▸ **TASK OBJECTIVE**
Which lines hold the word "ByLayer"? Copy each of them from the material.

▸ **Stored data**
• • • • • • •
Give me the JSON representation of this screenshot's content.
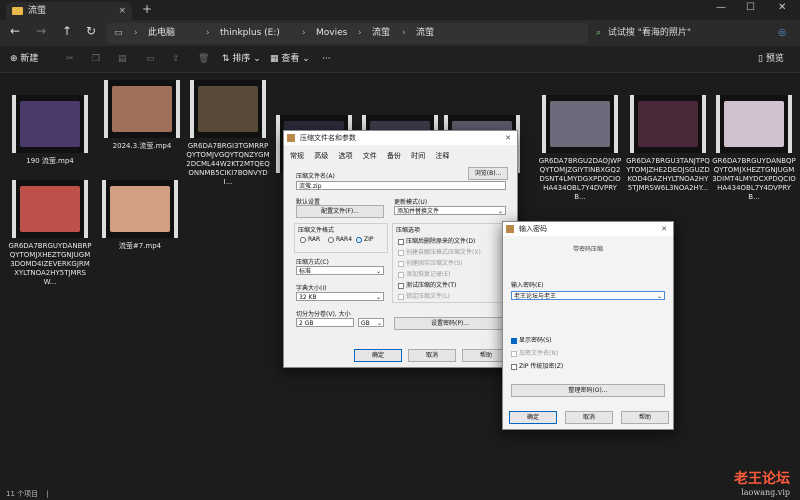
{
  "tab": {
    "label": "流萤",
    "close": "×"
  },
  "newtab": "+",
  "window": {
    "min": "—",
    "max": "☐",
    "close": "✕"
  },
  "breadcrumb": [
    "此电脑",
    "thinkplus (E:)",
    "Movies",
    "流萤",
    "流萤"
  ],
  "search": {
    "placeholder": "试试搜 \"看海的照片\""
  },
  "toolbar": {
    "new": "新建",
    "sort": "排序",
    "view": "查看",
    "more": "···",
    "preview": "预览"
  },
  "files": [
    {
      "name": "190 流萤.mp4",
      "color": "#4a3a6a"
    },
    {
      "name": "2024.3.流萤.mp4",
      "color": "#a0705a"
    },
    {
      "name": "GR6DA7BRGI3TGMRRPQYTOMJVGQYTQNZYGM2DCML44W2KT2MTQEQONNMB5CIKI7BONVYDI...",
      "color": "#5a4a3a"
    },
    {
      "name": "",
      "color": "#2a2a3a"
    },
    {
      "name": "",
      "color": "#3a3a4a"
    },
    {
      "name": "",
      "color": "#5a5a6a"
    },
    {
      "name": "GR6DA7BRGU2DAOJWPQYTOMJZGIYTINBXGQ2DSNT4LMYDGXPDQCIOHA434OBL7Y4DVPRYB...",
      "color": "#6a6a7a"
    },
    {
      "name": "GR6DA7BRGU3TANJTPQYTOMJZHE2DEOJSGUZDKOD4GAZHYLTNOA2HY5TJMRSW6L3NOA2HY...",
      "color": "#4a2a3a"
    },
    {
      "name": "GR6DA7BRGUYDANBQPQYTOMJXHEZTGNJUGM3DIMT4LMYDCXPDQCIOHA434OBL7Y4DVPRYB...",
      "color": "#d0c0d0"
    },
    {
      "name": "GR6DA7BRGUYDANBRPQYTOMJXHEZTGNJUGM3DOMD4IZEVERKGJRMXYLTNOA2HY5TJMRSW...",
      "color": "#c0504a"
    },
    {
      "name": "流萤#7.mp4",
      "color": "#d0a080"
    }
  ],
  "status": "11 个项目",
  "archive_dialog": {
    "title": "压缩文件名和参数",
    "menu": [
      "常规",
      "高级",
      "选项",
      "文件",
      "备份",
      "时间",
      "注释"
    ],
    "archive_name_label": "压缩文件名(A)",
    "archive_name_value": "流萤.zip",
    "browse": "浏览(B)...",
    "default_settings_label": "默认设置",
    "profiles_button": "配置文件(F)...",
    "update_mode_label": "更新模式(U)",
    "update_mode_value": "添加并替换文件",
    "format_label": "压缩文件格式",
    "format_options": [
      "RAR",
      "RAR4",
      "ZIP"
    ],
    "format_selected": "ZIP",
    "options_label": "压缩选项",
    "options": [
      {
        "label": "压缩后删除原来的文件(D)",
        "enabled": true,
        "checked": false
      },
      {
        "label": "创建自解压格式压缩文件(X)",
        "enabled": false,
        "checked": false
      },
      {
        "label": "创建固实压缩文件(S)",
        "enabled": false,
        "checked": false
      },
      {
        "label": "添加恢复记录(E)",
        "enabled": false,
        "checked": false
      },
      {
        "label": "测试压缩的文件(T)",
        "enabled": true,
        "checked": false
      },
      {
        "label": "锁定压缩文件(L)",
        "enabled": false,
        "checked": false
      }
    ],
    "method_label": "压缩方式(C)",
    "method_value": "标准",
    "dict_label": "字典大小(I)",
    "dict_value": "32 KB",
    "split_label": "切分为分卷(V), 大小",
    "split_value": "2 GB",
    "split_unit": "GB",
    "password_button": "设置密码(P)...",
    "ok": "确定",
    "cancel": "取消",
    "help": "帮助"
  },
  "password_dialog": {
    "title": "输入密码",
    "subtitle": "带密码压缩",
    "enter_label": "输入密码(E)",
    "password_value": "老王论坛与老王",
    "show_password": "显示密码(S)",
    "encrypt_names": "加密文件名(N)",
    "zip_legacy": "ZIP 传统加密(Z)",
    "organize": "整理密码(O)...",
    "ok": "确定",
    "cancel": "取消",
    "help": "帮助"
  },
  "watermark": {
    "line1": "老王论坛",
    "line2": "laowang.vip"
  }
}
• • • • • • •
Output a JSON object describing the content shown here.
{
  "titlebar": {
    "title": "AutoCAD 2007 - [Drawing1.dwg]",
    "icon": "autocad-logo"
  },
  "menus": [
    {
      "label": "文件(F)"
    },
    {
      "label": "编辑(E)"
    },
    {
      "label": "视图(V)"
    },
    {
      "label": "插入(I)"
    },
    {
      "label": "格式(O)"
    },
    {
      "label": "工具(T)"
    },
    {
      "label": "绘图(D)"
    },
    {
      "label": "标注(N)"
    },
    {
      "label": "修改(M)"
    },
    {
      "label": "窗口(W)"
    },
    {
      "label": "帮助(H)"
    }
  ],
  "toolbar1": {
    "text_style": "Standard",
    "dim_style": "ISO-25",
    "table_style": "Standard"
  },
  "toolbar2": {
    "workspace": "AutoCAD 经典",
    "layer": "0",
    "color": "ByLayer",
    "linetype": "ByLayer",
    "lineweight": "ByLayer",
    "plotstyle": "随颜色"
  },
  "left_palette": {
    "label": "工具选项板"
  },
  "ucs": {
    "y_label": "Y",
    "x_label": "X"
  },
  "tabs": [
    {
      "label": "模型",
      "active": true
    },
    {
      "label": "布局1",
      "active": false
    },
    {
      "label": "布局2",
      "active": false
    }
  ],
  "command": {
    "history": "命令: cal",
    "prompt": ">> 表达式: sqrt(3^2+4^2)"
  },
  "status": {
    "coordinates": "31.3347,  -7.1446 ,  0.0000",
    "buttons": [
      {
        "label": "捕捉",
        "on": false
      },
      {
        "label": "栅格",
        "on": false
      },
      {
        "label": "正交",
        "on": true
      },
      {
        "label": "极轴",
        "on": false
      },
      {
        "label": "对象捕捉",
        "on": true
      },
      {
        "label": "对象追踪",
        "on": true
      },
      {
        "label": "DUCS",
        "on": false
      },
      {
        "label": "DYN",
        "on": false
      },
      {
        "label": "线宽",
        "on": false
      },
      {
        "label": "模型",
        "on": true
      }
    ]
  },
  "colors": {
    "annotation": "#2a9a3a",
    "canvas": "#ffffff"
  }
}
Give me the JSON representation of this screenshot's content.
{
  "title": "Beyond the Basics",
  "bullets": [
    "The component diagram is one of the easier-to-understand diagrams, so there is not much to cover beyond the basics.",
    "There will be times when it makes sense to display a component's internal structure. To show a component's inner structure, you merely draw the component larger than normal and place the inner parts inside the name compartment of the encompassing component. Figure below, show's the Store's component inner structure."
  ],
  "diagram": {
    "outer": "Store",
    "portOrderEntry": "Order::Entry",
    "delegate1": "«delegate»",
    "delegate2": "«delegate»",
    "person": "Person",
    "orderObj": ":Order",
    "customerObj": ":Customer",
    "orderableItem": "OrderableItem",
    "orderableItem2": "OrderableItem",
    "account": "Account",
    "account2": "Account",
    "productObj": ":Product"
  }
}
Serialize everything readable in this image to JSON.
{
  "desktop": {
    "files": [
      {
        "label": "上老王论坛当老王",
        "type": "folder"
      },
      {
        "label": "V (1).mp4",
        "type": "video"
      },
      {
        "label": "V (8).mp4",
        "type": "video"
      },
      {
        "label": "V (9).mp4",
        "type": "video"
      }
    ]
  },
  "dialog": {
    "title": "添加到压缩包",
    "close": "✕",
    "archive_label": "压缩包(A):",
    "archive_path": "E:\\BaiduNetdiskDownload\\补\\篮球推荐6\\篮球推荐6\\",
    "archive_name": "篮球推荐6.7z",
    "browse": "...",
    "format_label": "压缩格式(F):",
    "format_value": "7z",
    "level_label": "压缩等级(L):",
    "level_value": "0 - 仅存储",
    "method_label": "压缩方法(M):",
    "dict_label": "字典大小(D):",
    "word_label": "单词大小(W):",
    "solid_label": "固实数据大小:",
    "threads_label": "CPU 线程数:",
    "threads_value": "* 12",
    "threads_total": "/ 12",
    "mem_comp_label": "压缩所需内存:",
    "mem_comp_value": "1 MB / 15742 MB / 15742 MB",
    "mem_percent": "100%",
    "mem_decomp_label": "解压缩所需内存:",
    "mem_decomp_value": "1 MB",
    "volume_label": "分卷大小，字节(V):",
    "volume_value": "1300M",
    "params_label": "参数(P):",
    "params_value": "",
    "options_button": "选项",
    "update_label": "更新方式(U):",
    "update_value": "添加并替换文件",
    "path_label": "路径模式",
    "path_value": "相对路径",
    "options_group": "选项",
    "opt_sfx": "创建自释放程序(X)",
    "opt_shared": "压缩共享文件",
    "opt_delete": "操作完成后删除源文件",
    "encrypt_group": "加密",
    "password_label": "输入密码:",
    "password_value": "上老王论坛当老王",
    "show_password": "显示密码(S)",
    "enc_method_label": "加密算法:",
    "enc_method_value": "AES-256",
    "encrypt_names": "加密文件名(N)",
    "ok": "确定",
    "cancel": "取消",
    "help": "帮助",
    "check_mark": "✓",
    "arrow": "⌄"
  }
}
• • • • • • •
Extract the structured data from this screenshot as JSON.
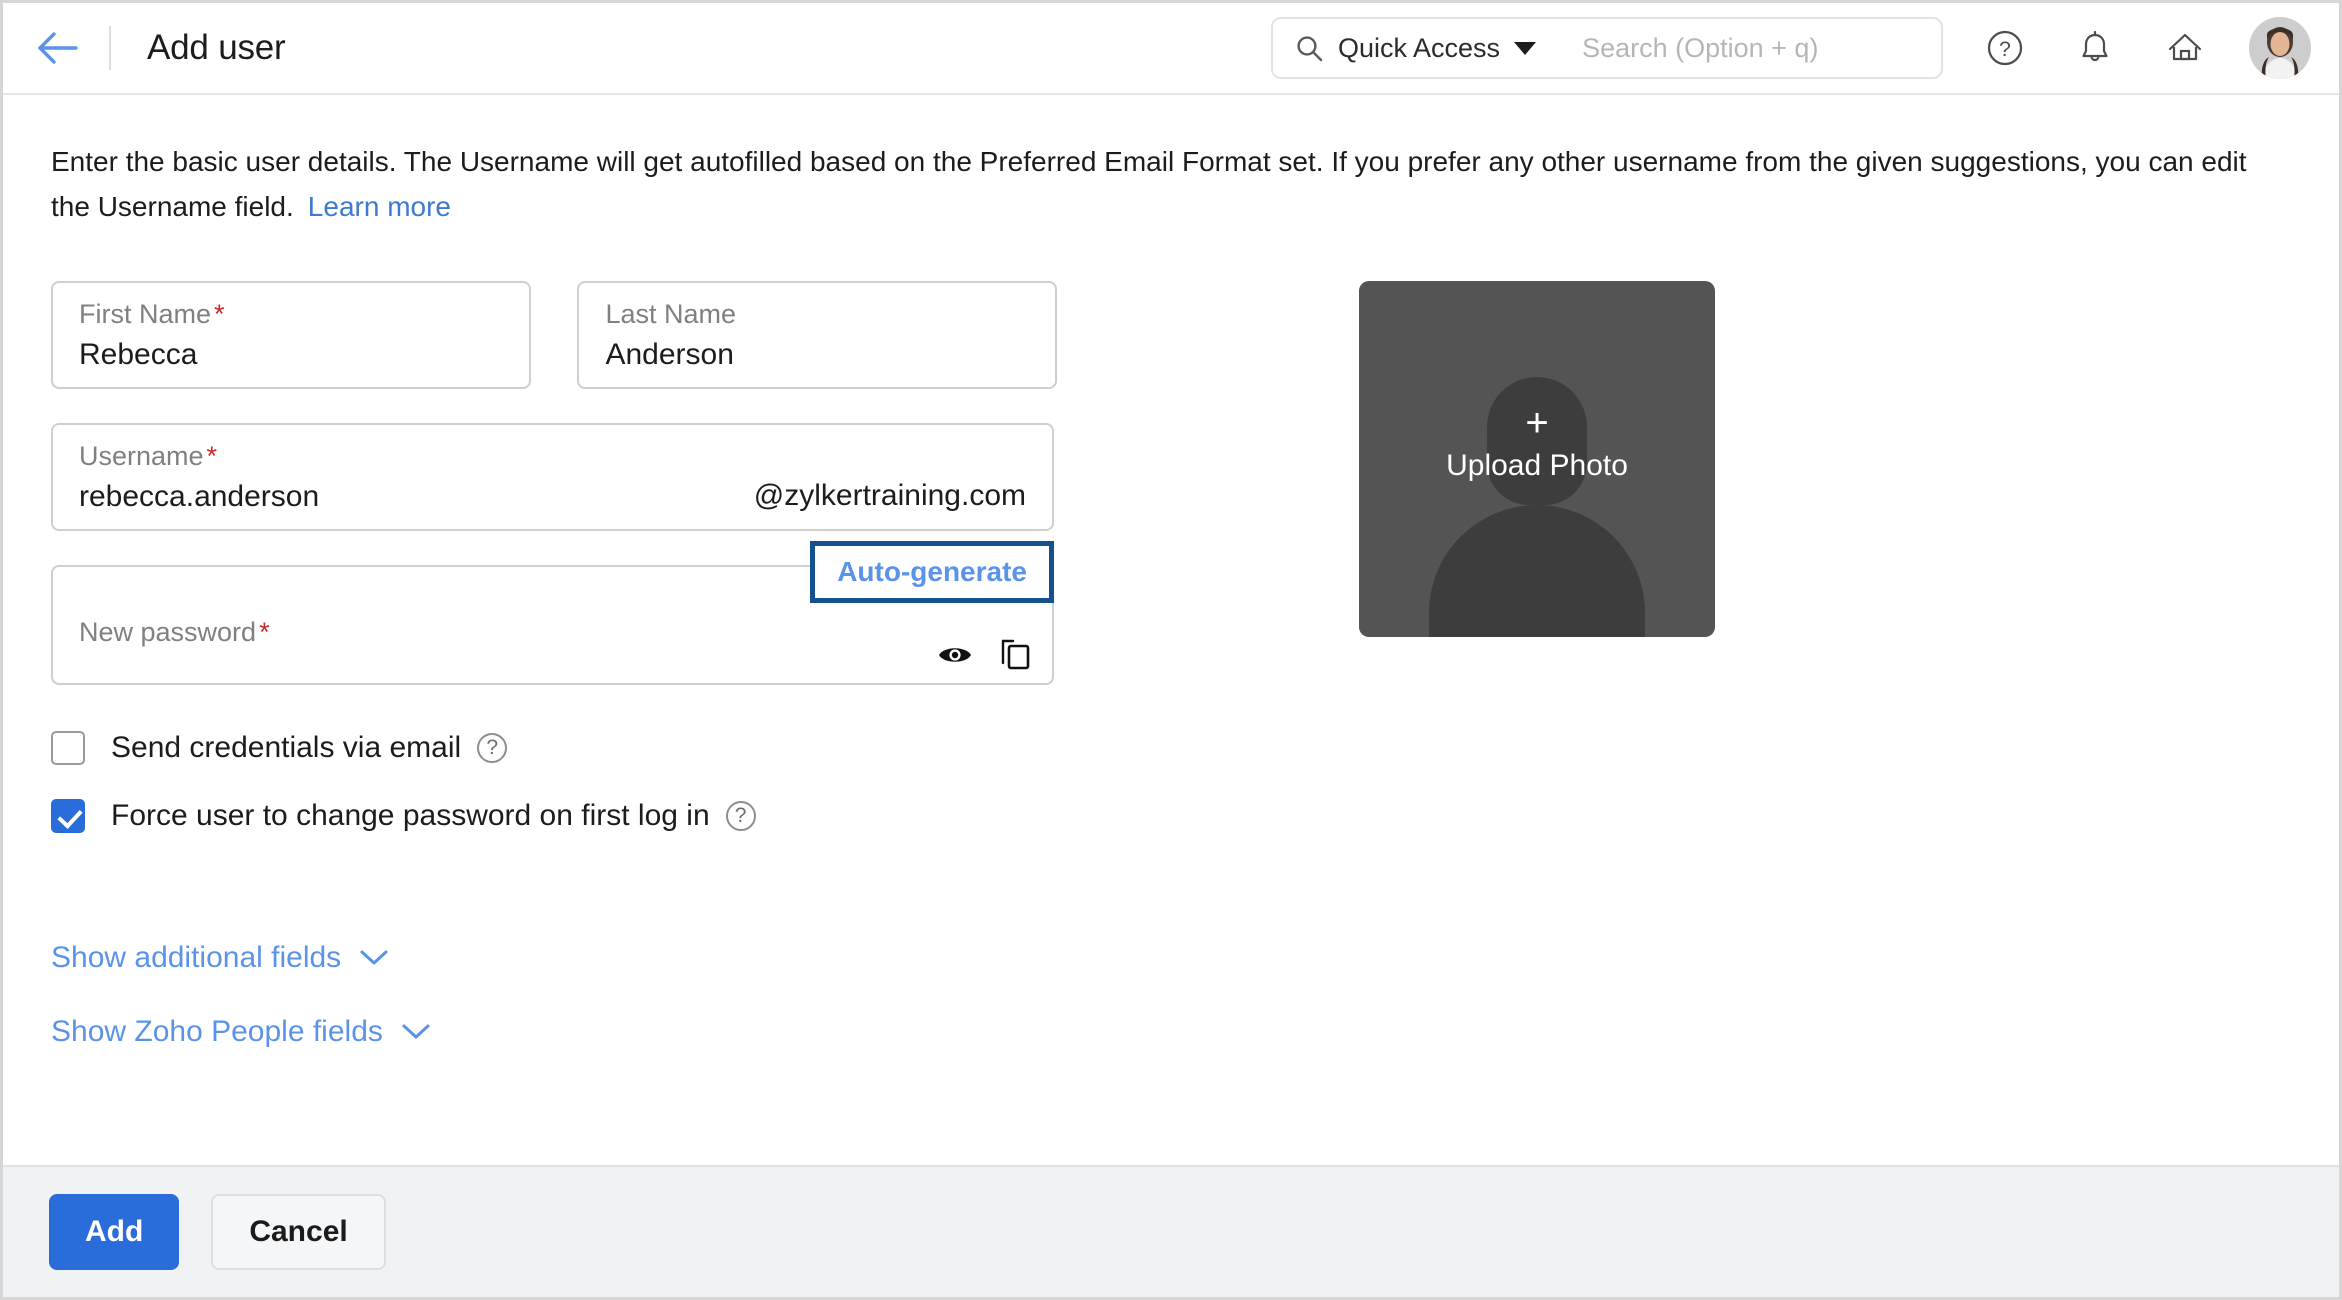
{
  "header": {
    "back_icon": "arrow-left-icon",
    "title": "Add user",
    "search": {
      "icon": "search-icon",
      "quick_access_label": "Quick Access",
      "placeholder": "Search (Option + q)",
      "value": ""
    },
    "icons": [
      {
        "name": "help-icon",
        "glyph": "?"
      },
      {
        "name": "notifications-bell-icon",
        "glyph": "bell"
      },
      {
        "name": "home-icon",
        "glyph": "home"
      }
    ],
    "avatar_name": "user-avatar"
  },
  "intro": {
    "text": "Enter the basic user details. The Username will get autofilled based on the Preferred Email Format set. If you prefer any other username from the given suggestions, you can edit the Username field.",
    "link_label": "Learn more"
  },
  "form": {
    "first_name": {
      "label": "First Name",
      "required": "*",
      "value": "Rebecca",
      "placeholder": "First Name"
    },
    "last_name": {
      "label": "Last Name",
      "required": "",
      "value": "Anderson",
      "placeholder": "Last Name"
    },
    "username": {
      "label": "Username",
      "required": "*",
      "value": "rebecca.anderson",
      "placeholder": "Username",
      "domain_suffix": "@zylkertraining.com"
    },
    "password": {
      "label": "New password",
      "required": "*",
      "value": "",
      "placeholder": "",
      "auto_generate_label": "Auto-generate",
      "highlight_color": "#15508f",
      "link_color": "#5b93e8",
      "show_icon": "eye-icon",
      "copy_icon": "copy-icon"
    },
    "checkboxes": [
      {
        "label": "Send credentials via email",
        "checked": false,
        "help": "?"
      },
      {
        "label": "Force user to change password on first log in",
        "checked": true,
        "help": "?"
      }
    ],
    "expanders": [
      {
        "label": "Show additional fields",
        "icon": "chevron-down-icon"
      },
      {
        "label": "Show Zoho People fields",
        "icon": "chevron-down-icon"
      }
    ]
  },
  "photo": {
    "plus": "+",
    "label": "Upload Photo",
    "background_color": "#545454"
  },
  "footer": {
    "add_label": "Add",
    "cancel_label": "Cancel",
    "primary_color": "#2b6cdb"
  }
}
• • • • • • •
▸ **RESULT BELOW**
    "color": "ByLayer",
    "linetype": "ByLayer",
    "lineweight": "ByLayer",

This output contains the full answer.